• **EXERCISE GOAL**
Give the number of lines below that contain "McConkey", with no other output.

----- GIVEN RECORDS -----

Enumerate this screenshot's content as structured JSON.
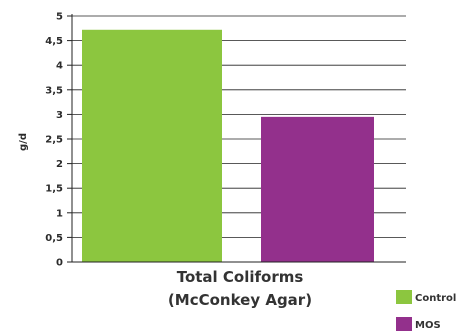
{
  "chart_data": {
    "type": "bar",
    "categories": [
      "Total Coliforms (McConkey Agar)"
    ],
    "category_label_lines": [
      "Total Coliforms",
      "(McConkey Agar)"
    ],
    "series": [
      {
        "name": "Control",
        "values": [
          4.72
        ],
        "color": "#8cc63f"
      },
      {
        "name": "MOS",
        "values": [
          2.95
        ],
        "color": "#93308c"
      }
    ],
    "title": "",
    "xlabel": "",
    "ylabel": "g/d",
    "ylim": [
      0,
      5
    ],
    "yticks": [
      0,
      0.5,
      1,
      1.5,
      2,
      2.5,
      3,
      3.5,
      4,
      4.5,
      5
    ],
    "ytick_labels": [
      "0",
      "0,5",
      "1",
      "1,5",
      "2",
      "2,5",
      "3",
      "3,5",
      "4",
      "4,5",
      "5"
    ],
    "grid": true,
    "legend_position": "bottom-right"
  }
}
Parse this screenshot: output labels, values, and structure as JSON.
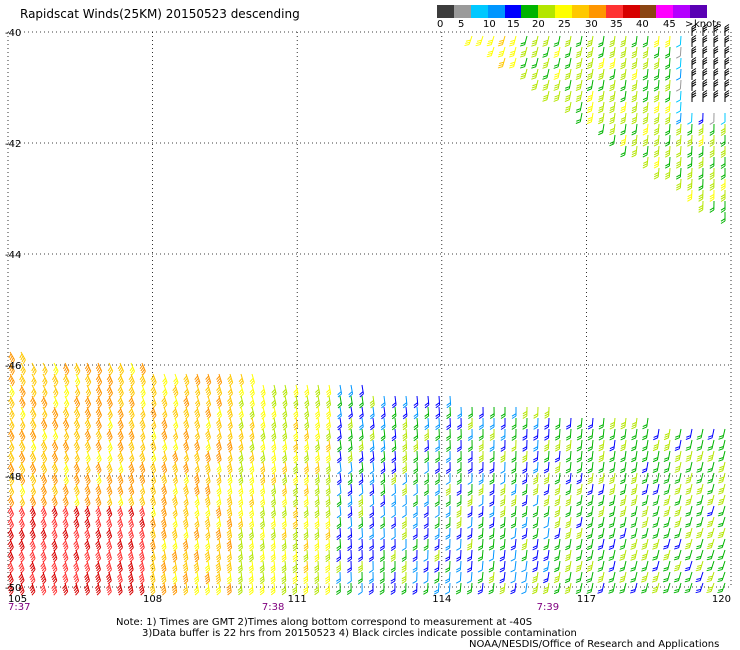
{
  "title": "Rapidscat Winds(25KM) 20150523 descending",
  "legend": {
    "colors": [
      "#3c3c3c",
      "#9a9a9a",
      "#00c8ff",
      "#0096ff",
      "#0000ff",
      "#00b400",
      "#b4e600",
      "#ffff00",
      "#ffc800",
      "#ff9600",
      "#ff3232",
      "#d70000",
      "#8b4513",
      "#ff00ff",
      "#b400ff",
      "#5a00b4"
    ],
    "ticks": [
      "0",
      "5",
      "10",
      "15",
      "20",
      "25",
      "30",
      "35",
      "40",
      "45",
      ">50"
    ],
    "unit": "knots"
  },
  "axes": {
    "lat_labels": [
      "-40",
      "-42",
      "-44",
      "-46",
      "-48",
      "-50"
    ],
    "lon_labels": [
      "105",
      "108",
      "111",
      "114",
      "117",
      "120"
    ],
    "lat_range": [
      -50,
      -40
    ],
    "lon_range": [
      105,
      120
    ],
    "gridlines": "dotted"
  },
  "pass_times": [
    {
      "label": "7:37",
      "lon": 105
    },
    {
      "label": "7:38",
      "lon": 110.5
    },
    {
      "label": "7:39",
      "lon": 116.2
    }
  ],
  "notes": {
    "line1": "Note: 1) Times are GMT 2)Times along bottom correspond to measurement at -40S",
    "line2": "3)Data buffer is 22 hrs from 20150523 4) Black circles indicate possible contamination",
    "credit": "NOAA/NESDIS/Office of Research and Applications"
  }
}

-----
----- GIVEN RECORDS -----

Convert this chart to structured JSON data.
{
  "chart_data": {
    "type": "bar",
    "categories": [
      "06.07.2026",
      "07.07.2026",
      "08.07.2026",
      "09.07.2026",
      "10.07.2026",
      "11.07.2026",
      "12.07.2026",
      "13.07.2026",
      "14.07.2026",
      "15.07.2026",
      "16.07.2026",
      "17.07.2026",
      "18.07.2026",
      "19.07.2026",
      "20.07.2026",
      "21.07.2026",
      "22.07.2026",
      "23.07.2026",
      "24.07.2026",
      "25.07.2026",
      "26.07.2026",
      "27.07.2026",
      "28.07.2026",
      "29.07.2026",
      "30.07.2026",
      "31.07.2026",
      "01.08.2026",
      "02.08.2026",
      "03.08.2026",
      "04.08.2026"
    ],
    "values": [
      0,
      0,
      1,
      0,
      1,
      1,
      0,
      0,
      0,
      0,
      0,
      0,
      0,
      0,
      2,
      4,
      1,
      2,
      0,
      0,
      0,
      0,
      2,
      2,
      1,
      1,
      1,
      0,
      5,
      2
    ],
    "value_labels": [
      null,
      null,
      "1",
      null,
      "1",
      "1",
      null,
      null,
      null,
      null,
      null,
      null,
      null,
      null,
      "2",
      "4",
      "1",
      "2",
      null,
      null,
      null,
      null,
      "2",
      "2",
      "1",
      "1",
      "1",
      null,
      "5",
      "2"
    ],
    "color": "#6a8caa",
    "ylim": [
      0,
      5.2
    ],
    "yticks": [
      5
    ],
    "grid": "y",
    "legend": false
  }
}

-----

• **OUTPUT FOR THIS EXERCISE**
2